In the default docker-compose.yaml, WIKIBASE_HOST is set to wikibase.svc. AFAIK it is not documented where exactly this variable is used. Anyway, in no case wikibase.svc would be a meaningful SiteLink host, since this DNS name is only accessible from within the docker network.

Relevant excerpt from default docker-compose.yaml:

wdqs-updater:
  image: wikibase/wdqs:0.3.10
  restart: unless-stopped
  command: /runUpdate.sh
  depends_on:
  - wdqs
  - wikibase
  networks:
    default:
      aliases:
       - wdqs-updater.svc
  environment:
   - WIKIBASE_HOST=wikibase.svc
   - WDQS_HOST=wdqs.svc
   - WDQS_PORT=9999

This appears connected to T264009, in which the main issue is the use of a URL variable for very different purposes, under the assumption that all URLs must be globally accessible.

Requirements:
Reproduce the passage of the WIKIBASE_HOST note above from "In the default" to "the docker network.".

Extracted information:
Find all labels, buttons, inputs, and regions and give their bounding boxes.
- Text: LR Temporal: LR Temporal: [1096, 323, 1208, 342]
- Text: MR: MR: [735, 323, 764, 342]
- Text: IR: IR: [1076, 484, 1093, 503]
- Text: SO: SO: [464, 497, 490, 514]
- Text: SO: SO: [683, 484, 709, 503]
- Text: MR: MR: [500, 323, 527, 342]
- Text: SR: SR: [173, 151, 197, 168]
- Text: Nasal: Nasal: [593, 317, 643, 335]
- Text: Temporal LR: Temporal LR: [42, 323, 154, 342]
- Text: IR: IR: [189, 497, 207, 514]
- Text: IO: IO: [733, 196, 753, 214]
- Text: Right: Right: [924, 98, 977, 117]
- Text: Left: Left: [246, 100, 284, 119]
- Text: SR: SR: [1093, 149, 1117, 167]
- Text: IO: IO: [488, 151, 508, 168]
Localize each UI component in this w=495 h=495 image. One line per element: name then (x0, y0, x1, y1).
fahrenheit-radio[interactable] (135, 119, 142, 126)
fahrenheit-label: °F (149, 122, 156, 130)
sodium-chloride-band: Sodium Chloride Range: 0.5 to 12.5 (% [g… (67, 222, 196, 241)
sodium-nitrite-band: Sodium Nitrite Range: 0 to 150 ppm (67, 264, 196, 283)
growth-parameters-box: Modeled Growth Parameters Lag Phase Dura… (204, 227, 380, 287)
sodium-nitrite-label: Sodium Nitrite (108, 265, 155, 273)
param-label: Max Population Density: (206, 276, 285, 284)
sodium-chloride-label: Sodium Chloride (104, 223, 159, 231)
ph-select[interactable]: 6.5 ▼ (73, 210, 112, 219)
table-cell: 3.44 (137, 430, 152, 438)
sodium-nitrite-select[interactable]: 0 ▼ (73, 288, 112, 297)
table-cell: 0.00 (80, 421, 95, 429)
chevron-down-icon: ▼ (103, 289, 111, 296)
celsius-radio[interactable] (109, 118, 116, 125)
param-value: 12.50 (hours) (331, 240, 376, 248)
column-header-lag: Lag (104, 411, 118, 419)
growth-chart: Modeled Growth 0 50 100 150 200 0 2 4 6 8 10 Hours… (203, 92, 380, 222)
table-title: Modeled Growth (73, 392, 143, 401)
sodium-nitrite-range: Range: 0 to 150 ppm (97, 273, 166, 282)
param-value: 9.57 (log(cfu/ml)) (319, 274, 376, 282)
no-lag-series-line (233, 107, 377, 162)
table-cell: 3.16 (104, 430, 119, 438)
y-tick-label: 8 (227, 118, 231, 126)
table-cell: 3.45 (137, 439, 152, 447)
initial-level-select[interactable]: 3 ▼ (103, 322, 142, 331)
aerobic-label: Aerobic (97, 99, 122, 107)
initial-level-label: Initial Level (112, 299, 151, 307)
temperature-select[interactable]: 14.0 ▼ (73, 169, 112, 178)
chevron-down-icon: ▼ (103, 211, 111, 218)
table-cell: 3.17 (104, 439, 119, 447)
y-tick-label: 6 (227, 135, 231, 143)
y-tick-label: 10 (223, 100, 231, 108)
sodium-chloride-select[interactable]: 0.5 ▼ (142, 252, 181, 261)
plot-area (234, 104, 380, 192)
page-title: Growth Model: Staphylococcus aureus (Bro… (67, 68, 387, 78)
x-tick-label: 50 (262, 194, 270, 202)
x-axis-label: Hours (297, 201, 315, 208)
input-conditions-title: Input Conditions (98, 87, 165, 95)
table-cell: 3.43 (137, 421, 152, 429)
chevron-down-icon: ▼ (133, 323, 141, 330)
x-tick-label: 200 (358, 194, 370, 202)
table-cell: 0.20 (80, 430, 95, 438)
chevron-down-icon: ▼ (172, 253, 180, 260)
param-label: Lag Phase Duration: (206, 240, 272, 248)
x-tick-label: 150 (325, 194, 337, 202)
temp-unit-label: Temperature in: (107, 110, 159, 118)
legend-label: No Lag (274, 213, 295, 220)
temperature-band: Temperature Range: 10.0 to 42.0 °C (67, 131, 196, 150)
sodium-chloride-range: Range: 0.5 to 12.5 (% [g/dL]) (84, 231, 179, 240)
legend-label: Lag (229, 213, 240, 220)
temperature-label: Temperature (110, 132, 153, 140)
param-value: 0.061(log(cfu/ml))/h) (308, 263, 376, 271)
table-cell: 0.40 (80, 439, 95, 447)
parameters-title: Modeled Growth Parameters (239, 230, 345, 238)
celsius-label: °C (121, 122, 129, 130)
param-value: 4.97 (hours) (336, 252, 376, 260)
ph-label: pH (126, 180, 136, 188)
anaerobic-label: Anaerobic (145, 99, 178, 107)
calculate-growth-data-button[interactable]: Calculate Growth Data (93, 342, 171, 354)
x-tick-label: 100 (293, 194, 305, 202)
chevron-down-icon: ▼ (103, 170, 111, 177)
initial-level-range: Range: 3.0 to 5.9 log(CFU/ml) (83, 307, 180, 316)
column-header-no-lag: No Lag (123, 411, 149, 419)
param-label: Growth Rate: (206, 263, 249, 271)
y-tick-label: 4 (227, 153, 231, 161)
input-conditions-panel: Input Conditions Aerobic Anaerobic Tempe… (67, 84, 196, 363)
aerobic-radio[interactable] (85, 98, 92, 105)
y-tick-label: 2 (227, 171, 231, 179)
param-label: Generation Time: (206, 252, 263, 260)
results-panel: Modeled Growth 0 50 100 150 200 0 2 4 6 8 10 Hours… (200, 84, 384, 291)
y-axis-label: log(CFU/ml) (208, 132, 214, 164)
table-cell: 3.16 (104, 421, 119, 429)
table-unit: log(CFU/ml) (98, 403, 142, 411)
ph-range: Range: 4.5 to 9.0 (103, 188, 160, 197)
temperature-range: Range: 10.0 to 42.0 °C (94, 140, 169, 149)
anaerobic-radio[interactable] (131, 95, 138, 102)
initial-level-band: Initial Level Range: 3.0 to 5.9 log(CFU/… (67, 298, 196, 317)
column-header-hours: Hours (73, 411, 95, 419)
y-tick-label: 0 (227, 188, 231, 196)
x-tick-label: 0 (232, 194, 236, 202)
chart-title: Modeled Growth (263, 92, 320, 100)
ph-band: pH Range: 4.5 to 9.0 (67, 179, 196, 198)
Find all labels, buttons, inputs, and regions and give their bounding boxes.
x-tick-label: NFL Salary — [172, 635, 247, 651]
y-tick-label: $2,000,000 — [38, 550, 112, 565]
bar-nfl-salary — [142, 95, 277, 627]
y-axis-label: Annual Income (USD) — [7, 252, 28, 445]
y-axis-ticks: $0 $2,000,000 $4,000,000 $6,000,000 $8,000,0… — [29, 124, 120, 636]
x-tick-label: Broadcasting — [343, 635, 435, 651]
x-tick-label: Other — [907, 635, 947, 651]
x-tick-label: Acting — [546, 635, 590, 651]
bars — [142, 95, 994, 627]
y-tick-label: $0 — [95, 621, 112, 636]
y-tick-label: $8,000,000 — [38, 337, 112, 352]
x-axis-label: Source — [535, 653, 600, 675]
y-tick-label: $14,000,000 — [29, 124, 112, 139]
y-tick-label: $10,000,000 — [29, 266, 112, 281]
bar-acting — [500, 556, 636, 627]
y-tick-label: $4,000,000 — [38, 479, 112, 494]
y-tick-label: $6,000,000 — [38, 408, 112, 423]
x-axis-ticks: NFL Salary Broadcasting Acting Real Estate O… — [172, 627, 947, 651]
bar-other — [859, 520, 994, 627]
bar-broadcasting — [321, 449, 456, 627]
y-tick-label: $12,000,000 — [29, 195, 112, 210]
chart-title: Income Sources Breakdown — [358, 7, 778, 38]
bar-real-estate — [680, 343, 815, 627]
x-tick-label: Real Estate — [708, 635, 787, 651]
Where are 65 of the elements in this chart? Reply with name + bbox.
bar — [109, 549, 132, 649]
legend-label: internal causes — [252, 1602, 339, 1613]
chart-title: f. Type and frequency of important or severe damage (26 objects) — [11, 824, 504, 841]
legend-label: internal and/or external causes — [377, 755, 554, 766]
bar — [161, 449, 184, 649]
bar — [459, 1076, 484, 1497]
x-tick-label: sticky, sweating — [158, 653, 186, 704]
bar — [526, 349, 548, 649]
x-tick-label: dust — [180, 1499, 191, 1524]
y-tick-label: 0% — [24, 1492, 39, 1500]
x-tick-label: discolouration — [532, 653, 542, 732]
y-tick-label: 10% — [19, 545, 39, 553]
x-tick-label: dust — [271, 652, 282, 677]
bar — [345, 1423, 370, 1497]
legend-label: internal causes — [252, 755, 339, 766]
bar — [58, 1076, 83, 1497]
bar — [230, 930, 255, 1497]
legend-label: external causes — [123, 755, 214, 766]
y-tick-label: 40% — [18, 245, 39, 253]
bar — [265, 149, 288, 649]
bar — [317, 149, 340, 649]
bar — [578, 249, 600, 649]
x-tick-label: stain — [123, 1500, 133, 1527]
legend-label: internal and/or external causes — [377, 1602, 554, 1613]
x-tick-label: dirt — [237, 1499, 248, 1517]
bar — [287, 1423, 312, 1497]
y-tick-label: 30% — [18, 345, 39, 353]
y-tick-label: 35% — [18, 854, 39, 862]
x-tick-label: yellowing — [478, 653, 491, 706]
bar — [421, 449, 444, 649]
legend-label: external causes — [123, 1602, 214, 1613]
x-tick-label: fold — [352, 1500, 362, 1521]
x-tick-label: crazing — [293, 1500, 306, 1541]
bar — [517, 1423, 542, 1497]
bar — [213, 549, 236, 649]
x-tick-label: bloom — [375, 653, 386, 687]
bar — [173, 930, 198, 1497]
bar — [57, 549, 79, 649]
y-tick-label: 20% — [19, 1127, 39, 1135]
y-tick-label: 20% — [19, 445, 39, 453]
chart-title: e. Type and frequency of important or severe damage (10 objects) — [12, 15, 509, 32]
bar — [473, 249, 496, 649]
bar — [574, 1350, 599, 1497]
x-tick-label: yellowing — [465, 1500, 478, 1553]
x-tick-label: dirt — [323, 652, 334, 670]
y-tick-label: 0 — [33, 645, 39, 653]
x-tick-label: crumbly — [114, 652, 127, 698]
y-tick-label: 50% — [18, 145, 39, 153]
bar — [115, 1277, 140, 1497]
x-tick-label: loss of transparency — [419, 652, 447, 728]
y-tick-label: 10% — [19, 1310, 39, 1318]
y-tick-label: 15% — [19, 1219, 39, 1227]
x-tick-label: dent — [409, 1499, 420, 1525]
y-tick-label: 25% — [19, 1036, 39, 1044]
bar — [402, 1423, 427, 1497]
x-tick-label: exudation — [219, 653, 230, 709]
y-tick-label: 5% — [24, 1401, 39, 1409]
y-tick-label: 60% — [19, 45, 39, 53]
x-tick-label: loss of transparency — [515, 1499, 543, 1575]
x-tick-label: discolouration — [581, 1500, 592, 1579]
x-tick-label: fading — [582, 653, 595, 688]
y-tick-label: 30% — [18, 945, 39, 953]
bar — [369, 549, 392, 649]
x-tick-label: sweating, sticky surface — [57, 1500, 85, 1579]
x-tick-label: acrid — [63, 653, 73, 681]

Result for this exercise:
In the default docker-compose.yaml, WIKIBASE_HOST is set to wikibase.svc. AFAIK it is not documented where exactly this variable is used. Anyway, in no case wikibase.svc would be a meaningful SiteLink host, since this DNS name is only accessible from within the docker network.